(PROBLEM REQUIREMENTS):
Copy the data word for word, keeping every line.

(SUPPLIED DATA):

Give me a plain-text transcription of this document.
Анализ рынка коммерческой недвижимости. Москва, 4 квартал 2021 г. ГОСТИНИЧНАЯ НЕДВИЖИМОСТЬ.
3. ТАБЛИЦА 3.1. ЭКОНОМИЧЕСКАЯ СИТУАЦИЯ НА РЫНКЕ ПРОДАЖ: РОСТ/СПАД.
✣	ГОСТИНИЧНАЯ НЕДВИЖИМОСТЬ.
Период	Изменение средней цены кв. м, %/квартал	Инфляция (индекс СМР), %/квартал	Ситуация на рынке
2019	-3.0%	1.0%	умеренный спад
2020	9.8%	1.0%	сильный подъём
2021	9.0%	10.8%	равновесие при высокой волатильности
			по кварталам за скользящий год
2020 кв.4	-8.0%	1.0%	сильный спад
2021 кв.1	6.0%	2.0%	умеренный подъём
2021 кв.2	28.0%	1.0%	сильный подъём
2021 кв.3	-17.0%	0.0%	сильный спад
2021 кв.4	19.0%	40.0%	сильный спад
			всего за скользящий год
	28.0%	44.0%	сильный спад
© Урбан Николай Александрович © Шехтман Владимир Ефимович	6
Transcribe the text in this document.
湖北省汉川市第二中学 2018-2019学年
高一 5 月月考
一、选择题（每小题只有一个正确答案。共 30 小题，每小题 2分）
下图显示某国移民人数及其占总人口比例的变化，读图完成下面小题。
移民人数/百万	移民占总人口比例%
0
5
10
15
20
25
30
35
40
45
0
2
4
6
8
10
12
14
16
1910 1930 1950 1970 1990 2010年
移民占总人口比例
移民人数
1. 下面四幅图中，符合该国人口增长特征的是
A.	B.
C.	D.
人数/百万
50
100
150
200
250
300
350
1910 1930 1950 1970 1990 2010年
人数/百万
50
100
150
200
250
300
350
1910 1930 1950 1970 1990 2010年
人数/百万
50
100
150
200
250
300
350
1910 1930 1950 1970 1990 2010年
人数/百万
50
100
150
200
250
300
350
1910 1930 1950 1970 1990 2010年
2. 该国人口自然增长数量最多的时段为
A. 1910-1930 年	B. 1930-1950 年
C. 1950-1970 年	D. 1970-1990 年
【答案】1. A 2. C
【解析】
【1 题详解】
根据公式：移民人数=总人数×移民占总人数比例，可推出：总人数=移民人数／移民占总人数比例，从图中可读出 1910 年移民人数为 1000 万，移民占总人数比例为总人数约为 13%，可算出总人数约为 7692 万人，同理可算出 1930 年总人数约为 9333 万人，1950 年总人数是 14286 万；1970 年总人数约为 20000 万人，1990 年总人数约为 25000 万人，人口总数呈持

(TASK RESPONSE):
Give me a plain-text transcription of this document.
Анализ рынка коммерческой недвижимости. Москва, 4 квартал 2021 г. ГОСТИНИЧНАЯ НЕДВИЖИМОСТЬ.
3. ТАБЛИЦА 3.1. ЭКОНОМИЧЕСКАЯ СИТУАЦИЯ НА РЫНКЕ ПРОДАЖ: РОСТ/СПАД.
✣	ГОСТИНИЧНАЯ НЕДВИЖИМОСТЬ.
Период	Изменение средней цены кв. м, %/квартал	Инфляция (индекс СМР), %/квартал	Ситуация на рынке
2019	-3.0%	1.0%	умеренный спад
2020	9.8%	1.0%	сильный подъём
2021	9.0%	10.8%	равновесие при высокой волатильности
			по кварталам за скользящий год
2020 кв.4	-8.0%	1.0%	сильный спад
2021 кв.1	6.0%	2.0%	умеренный подъём
2021 кв.2	28.0%	1.0%	сильный подъём
2021 кв.3	-17.0%	0.0%	сильный спад
2021 кв.4	19.0%	40.0%	сильный спад
			всего за скользящий год
	28.0%	44.0%	сильный спад
© Урбан Николай Александрович © Шехтман Владимир Ефимович	6
Transcribe the text in this document.
湖北省汉川市第二中学 2018-2019学年
高一 5 月月考
一、选择题（每小题只有一个正确答案。共 30 小题，每小题 2分）
下图显示某国移民人数及其占总人口比例的变化，读图完成下面小题。
移民人数/百万	移民占总人口比例%
0
5
10
15
20
25
30
35
40
45
0
2
4
6
8
10
12
14
16
1910 1930 1950 1970 1990 2010年
移民占总人口比例
移民人数
1. 下面四幅图中，符合该国人口增长特征的是
A.	B.
C.	D.
人数/百万
50
100
150
200
250
300
350
1910 1930 1950 1970 1990 2010年
人数/百万
50
100
150
200
250
300
350
1910 1930 1950 1970 1990 2010年
人数/百万
50
100
150
200
250
300
350
1910 1930 1950 1970 1990 2010年
人数/百万
50
100
150
200
250
300
350
1910 1930 1950 1970 1990 2010年
2. 该国人口自然增长数量最多的时段为
A. 1910-1930 年	B. 1930-1950 年
C. 1950-1970 年	D. 1970-1990 年
【答案】1. A 2. C
【解析】
【1 题详解】
根据公式：移民人数=总人数×移民占总人数比例，可推出：总人数=移民人数／移民占总人数比例，从图中可读出 1910 年移民人数为 1000 万，移民占总人数比例为总人数约为 13%，可算出总人数约为 7692 万人，同理可算出 1930 年总人数约为 9333 万人，1950 年总人数是 14286 万；1970 年总人数约为 20000 万人，1990 年总人数约为 25000 万人，人口总数呈持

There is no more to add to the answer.